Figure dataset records
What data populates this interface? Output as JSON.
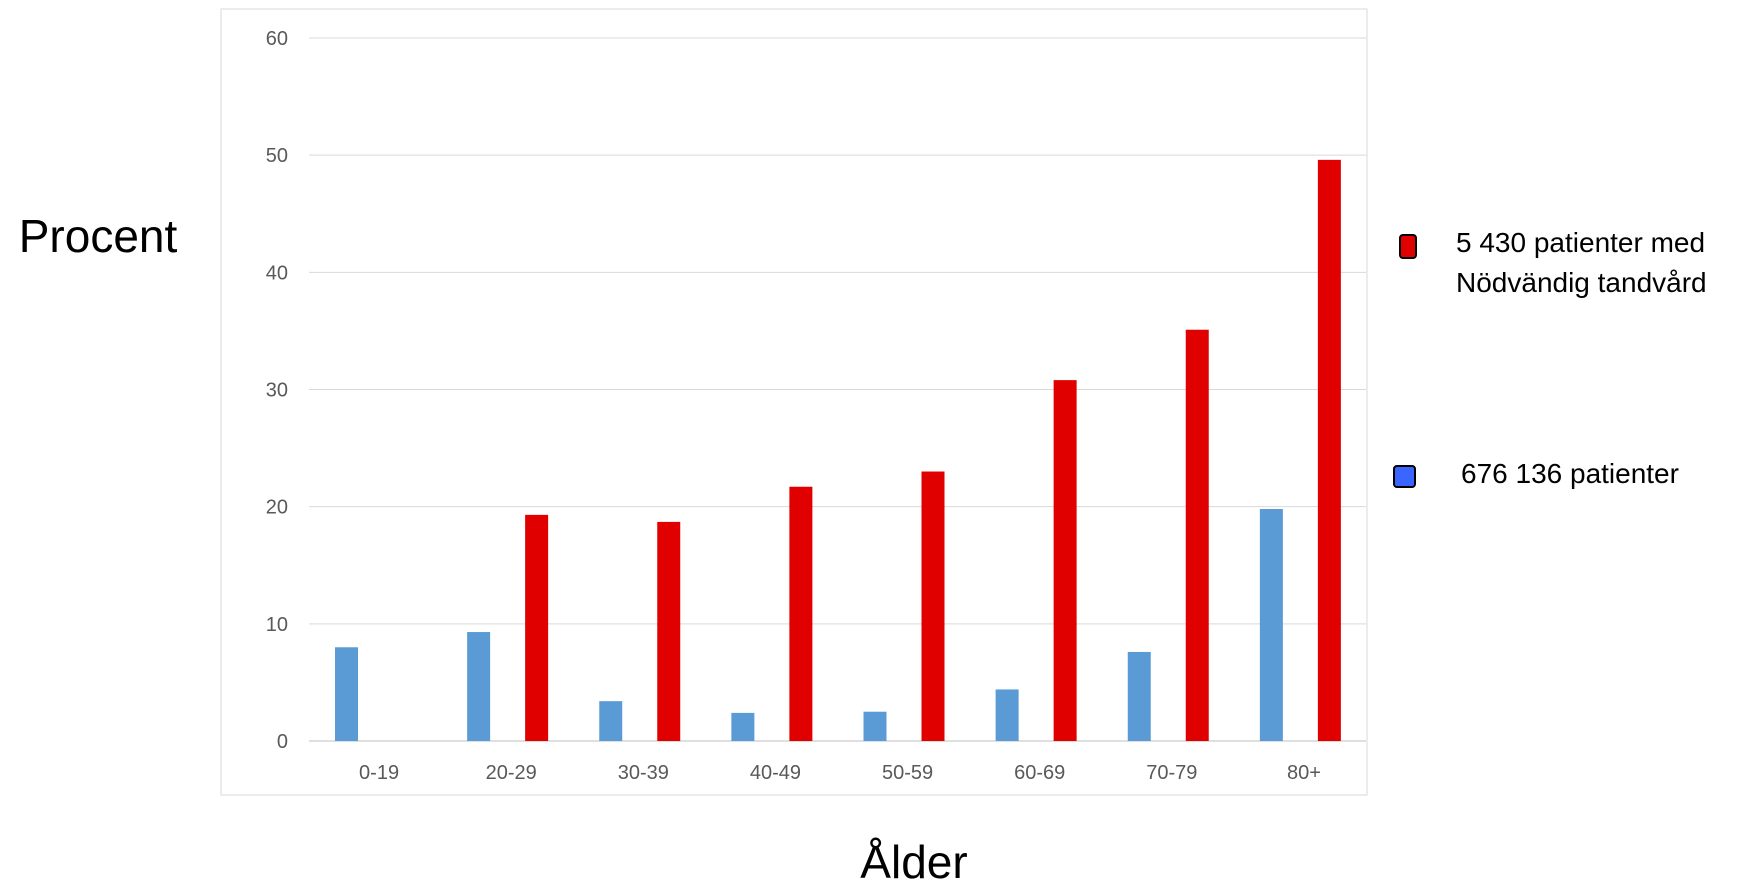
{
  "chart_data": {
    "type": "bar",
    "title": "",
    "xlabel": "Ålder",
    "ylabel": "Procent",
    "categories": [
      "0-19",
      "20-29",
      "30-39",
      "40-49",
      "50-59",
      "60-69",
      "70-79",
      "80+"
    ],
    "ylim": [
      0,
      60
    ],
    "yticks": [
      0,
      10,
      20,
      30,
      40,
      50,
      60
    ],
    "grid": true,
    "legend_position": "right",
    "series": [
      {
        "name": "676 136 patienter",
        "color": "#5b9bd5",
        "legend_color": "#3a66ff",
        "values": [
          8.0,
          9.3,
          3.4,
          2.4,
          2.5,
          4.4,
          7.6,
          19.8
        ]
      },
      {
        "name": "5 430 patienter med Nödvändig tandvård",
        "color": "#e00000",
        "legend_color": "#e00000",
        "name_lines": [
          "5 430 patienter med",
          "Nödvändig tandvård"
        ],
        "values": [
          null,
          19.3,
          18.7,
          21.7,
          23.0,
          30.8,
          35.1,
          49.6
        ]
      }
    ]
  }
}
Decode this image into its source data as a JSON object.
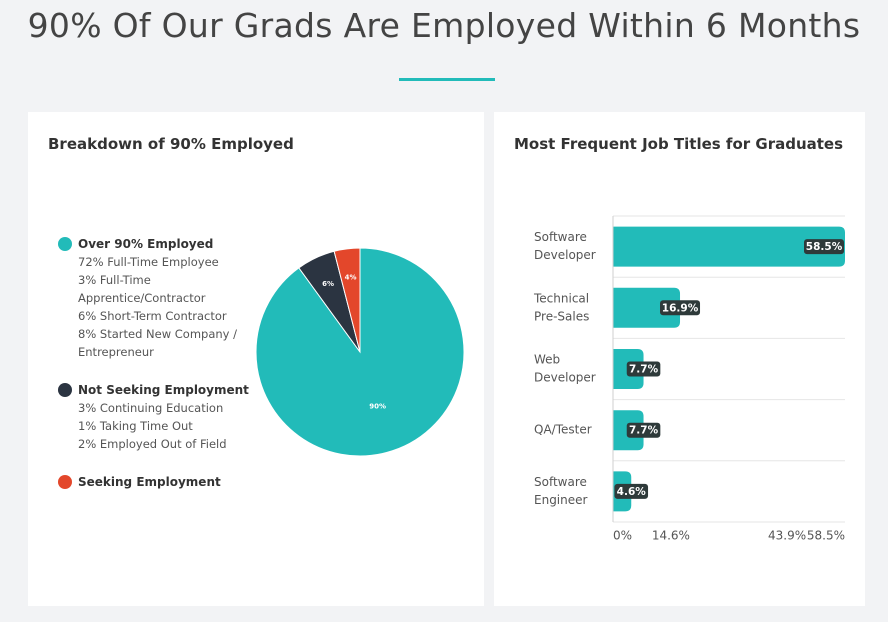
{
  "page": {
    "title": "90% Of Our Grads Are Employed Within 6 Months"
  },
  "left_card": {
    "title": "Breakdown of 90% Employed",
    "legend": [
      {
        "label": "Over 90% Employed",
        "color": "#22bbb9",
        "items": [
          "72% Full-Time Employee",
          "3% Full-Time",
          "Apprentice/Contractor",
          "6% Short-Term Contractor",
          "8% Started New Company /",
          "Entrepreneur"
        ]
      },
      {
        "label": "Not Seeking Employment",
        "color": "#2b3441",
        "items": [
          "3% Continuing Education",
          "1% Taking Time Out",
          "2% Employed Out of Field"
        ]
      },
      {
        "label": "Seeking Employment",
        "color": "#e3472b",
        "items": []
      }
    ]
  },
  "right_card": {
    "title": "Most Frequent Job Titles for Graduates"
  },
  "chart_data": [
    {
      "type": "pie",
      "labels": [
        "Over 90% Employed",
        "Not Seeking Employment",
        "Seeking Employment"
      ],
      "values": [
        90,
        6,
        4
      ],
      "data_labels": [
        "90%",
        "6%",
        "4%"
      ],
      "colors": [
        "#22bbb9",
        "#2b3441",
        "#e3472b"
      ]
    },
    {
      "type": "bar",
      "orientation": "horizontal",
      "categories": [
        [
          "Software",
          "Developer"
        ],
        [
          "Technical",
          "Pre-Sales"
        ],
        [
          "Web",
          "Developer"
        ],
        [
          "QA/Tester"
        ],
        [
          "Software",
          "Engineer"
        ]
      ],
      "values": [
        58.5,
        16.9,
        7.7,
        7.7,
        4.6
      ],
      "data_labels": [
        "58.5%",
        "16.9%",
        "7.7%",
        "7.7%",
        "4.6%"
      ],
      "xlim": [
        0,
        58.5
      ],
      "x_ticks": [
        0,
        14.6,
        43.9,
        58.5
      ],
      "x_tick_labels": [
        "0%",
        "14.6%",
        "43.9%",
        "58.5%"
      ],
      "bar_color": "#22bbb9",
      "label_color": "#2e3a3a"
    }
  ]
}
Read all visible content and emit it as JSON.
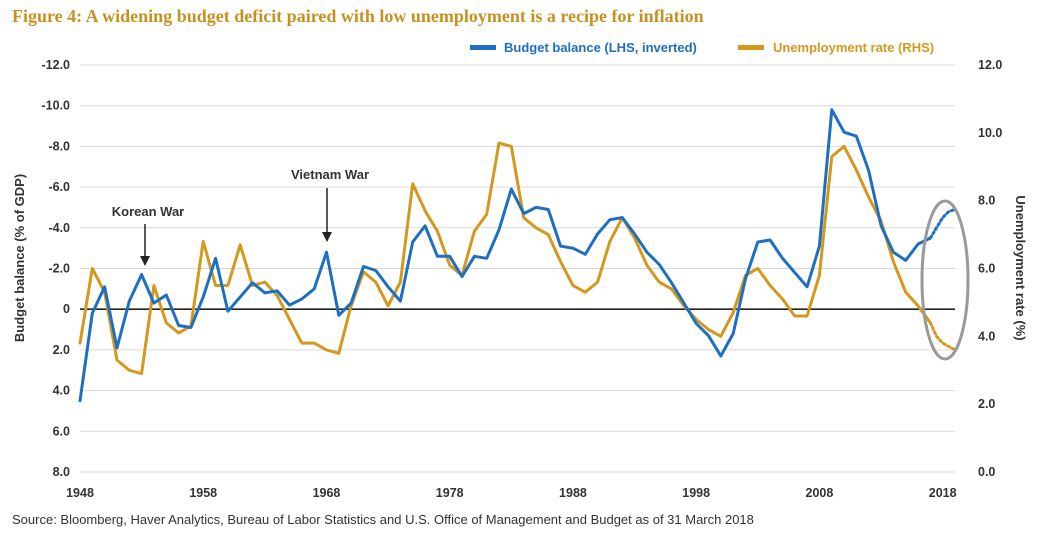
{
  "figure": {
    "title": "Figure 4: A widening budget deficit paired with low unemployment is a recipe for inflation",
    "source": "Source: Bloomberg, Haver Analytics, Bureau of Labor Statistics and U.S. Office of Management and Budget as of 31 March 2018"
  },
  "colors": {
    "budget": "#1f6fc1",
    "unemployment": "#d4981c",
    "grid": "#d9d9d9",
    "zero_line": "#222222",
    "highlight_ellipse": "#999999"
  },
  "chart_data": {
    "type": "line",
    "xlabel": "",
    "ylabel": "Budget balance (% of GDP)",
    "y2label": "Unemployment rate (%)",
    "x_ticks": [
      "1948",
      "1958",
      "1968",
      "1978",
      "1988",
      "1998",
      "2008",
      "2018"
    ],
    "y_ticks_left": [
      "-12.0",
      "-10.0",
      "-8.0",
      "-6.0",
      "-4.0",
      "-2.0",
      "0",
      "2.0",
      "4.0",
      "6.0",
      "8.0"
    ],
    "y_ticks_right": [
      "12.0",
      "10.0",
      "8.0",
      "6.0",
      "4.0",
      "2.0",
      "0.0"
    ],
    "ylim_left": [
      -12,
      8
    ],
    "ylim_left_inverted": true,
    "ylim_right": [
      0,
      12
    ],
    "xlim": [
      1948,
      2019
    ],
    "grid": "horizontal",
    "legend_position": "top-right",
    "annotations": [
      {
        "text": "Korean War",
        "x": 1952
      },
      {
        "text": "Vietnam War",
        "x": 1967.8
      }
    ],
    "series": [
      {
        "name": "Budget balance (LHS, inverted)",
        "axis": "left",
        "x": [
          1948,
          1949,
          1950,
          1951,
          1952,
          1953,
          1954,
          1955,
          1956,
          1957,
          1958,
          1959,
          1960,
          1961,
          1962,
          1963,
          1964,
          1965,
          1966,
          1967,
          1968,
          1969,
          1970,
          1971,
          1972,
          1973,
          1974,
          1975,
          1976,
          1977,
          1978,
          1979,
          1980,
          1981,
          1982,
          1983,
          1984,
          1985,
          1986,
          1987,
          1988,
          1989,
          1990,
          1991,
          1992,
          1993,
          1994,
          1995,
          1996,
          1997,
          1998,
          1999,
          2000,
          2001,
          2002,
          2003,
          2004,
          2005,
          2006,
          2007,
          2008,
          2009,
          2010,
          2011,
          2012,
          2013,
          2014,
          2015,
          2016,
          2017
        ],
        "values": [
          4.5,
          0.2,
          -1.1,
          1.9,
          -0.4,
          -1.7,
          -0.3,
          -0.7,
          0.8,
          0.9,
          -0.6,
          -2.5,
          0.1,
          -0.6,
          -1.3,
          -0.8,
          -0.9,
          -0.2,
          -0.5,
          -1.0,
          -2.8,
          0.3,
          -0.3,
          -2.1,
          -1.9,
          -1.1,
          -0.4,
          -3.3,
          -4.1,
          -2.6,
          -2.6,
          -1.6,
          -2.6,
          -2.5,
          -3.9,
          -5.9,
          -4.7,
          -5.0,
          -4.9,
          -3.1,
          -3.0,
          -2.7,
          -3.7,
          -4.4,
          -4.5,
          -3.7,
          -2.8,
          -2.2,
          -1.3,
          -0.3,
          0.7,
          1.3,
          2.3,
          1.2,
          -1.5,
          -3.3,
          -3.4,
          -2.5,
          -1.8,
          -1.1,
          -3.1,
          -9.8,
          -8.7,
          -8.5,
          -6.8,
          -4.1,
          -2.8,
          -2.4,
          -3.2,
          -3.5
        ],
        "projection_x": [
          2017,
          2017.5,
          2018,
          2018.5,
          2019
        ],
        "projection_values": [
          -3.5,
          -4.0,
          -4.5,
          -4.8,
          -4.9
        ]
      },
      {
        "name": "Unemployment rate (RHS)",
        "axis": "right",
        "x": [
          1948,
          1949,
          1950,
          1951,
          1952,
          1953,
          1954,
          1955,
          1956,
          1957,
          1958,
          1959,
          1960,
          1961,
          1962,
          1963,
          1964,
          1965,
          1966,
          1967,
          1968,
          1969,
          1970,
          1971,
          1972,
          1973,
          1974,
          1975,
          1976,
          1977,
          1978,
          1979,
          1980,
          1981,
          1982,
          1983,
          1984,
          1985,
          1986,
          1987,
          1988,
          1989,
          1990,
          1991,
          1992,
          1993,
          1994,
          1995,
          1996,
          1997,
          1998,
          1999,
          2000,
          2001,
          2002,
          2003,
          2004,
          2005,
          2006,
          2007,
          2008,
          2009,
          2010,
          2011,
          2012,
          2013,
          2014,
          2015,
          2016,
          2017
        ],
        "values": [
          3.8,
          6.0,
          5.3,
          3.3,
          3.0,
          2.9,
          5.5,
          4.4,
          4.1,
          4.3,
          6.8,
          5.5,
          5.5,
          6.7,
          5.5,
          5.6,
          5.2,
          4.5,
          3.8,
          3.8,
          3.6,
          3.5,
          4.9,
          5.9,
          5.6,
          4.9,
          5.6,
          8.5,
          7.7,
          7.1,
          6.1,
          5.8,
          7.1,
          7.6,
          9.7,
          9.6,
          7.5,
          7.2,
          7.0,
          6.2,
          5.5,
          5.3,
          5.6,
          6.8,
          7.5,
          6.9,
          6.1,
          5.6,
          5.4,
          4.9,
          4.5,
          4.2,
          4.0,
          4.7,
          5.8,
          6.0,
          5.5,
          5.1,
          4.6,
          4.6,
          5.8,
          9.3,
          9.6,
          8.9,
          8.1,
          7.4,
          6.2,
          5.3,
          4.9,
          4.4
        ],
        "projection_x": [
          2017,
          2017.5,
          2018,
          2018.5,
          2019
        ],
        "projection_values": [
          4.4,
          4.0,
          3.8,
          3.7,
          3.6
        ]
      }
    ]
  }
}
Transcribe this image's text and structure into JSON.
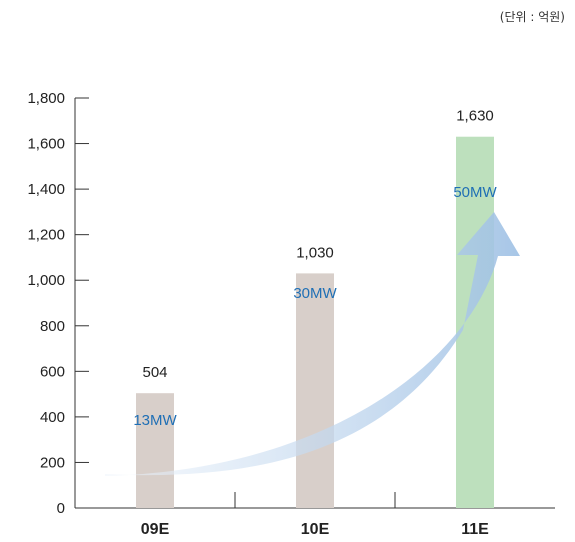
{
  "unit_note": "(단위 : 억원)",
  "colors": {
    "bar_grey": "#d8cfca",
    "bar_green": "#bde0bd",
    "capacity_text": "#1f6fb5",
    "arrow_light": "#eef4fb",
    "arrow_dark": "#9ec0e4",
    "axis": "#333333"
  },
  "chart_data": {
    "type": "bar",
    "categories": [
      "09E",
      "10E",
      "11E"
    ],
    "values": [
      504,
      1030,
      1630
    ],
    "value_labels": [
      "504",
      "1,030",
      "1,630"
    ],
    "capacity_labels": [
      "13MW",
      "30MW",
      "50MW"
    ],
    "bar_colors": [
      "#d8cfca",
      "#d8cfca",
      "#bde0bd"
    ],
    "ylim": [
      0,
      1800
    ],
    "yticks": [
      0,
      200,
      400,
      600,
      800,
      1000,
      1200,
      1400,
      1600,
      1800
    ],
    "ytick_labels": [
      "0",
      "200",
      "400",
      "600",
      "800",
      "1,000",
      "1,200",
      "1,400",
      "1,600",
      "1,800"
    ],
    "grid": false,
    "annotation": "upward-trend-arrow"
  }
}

### PROMPT
Using the listing, copy every line where the word "into" shows up.

### SOLUTION
Decode this image into its source data as a JSON object.
Transcribe this image's text and structure into JSON.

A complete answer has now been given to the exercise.